• **VOTRE TRAVAIL**:
1. Indiquez, s'il vous plaît, si chacune des affirmations suivantes concorde avec le texte sur les hacks crypto, en répondant par oui ou par non et en citant les mots décisifs du texte. (a) Scream a perdu en tout 38 millions de dollars. (b) Les hackers ont accepté la prime offerte par Harmony. (c) Le Ronin Bridge a récupéré la totalité des fonds qui lui avaient été volés.
2. Prolongez le texte sur les hacks crypto en reprenant juste après sa dernière phrase.

Puisque le protocole avait établi un cours fixe pour les deux stablecoins en question, la chute de leurs prix n’a pas été prise en compte par Scream. Les baleines ont donc utilisé cette faille pour dépouiller le protocole de tous les autres stablecoins en déposant des fUSD et des DEI.
Au total, le protocole a perdu 38 millions de dollars en FRAX, USDT, USDC et MIM. Après l’incident, Scream a remplacé son ancien système par des oracles Chainlink qui mettent à jour les prix en temps réel. Jusqu’à présent, les baleines n’ont pas restitué les fonds à la plateforme.
Où sont passés les milliards de dollars volés ?
Eh bien, ils sont probablement perdus à jamais.
Selon PeckShield, environ 50%, soit 1,16 milliard de dollars des fonds volés dans des hacks crypto, ont été blanchis via Tornado Cash, le mixer crypto qui a été sanctionné le mois dernier par le gouvernement américain. Chose qui suscite jusqu’à aujourd’hui, une large polémique au sein de la crypto sphère.
Concrètement, Tornado Cash permet aux utilisateurs de cacher l’historique de leurs transactions financières, ce qui les rend plus difficiles à retracer. Selon le FBI, le groupe de hackers nord-coréen Lazarus aurait utilisé le mixer pour blanchir plus de 7 milliards de dollars de crypto depuis 2019.
Les protocoles DeFi cités ci-dessus ont fait des centaines de tentatives pour récupérer leur argent, mais en vain. Dans l’espoir de récupérer ne serait-ce qu’une partie de leurs fonds, certains protocoles ont même proposé des sommes colossales à leurs ravisseurs.
Hacks crypto : les victimes font appel à la conscience des hackers
Par exemple, Qubit Finance a proposé 2 millions de dollars aux hackers éthiques qui accepteraient de lui retourner ses fonds. De son côté, Harmony a offert une prime d’un million de dollars pour récupérer les 100 millions de dollars volés au pont Horizon et a même promis de ne jamais porter plainte contre ses attaquants. Mais jusqu’à présent, les hackers continuent de faire la sourde oreille.
En août 2021, cependant, cette même stratégie a fonctionné pour le réseau Poly, qui a réussi à récupérer les 600 millions de dollars qui lui ont été volés lors d’un hack.
De son côté, le Ronin Bridge a pu récupérer 30 millions de dollars plus tôt ce mois-ci, grâce aux efforts de Chainalysis, du Trésor américain et du FBI. Néanmoins, ce montant ne représente que 5 % des 620 millions de dollars volés lors du piratage du pont. Le FBI estime que le groupe Lazarus, l’auteur présumé de l’attaque, a blanchi 455 millions de dollars sur Tornado Cash.

Entrées de données extraites
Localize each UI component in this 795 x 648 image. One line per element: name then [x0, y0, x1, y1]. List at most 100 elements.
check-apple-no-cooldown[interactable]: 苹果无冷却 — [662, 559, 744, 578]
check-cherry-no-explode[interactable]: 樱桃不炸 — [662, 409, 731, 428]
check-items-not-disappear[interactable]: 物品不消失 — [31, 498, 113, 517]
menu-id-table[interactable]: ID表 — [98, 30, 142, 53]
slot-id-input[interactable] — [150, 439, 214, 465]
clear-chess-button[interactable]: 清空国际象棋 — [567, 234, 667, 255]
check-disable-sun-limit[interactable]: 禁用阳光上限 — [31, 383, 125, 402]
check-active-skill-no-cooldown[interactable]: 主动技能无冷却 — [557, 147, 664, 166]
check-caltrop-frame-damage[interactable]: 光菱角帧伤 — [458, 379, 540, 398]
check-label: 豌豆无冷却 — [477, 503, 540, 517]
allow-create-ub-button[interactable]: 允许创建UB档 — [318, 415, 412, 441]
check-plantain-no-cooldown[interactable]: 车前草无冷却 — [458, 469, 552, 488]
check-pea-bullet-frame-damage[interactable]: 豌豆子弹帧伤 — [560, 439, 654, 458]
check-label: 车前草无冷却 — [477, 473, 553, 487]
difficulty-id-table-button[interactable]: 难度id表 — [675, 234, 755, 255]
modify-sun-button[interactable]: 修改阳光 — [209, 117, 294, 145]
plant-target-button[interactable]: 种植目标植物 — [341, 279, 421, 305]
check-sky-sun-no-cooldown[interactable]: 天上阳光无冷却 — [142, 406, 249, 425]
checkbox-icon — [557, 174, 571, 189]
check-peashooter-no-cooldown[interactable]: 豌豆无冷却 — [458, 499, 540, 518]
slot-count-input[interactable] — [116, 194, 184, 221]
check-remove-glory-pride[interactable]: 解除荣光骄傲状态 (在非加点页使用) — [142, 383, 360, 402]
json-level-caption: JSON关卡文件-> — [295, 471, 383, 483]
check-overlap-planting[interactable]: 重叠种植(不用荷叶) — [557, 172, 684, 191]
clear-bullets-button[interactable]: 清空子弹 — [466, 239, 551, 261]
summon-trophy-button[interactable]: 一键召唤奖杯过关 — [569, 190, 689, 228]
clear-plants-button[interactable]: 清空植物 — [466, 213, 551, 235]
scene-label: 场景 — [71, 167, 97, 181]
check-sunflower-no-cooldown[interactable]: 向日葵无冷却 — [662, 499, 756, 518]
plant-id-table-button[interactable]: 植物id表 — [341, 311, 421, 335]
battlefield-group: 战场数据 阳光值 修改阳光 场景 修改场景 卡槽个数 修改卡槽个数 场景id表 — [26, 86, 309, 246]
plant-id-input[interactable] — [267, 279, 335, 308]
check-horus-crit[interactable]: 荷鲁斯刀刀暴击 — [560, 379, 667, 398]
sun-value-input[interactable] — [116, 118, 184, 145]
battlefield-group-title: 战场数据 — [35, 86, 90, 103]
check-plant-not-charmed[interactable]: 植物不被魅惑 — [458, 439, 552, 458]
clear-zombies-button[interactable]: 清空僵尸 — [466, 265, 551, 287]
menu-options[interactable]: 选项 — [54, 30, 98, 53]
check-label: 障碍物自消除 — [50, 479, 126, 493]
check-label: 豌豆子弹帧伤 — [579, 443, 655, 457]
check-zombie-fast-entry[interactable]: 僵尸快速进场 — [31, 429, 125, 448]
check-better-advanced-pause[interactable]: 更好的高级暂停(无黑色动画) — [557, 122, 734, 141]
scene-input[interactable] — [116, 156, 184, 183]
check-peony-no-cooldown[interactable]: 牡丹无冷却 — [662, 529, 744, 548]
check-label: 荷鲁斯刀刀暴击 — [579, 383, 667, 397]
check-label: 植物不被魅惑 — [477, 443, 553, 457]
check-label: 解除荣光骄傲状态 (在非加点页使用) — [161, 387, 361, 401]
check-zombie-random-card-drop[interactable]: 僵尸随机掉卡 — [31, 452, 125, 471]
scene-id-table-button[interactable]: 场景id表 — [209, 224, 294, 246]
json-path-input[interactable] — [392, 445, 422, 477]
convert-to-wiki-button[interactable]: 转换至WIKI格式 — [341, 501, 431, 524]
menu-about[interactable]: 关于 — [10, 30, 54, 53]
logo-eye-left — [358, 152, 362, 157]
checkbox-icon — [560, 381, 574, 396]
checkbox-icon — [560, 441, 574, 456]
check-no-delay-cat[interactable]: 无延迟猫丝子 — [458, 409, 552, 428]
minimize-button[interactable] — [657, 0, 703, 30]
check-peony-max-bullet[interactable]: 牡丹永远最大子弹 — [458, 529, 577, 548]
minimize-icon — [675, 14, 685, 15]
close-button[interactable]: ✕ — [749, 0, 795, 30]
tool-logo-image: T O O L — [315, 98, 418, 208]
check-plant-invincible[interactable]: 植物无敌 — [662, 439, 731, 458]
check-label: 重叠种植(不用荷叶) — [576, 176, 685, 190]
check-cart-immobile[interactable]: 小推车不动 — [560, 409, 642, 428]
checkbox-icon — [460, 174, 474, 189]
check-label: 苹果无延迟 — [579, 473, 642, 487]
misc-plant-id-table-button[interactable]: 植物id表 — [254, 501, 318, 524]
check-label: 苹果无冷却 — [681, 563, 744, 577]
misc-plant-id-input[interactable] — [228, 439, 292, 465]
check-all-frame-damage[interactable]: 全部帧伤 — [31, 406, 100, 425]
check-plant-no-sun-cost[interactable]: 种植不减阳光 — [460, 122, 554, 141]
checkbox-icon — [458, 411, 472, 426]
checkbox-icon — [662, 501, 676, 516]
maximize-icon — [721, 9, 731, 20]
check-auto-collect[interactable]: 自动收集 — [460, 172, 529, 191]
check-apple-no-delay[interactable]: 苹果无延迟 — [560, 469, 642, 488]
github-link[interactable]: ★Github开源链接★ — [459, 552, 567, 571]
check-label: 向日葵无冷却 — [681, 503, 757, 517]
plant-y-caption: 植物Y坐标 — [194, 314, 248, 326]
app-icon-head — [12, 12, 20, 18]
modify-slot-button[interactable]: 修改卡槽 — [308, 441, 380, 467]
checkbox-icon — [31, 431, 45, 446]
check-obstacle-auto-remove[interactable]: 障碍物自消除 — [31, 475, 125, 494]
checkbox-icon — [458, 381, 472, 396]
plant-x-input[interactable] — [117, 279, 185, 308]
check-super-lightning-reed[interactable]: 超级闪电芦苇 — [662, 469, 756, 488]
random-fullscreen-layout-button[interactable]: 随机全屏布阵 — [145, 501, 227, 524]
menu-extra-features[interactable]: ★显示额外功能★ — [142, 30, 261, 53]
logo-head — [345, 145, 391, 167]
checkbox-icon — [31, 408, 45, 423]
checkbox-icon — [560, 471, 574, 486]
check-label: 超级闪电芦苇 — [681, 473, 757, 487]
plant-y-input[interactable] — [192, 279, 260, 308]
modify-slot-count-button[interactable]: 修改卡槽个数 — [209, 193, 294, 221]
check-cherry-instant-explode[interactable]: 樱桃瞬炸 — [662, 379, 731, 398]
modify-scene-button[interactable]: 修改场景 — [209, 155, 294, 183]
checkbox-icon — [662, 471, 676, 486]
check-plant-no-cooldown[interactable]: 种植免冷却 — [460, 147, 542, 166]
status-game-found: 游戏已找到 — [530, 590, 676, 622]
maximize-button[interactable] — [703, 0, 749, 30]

• **RÉPONSES PAR TÂCHE**:
1.
(a) Oui : « Au total, le protocole a perdu 38 millions de dollars en FRAX, USDT, USDC et MIM. »
(b) Non : « Mais jusqu’à présent, les hackers continuent de faire la sourde oreille. »
(c) Non : « ce montant ne représente que 5 % des 620 millions de dollars volés lors du piratage du pont. »

2.
Les pirates du pont Nomad ont également retourné 9 millions de dollars à la plateforme un jour après l’attaque. Après l’annonce d’une prime de 10 % sur les fonds restitués, des hackers éthiques ont restitué 32 millions de dollars supplémentaires à Nomad. Entre-temps, l’auteur du hack a réparti le montant restant sur plusieurs adresses.
Pour sa part, Wormhole n’a jamais récupéré ses 320 millions de dollars. Après avoir corrigé la faille à l’origine de son piratage, le protocole a reçu une compensation de 120 000 ETH de la part de Jump Trading Group, l’un de ses principaux investisseurs.
Comment éviter les hacks crypto ?
De toute évidence, les ponts blockchain semblent être le maillon le plus faible de la DeFi. Il existe cependant des moyens de protection à la fois pour les utilisateurs et les plateformes.
“Lors du développement d’un projet, il est nécessaire de rédiger des termes de référence clairs et d’effectuer autant de tests que possible pour éviter les erreurs logiques”, a confié Alex Belets, fondateur de l’entreprise de sécurité blockchain Smart State, à Be[In]Crypto.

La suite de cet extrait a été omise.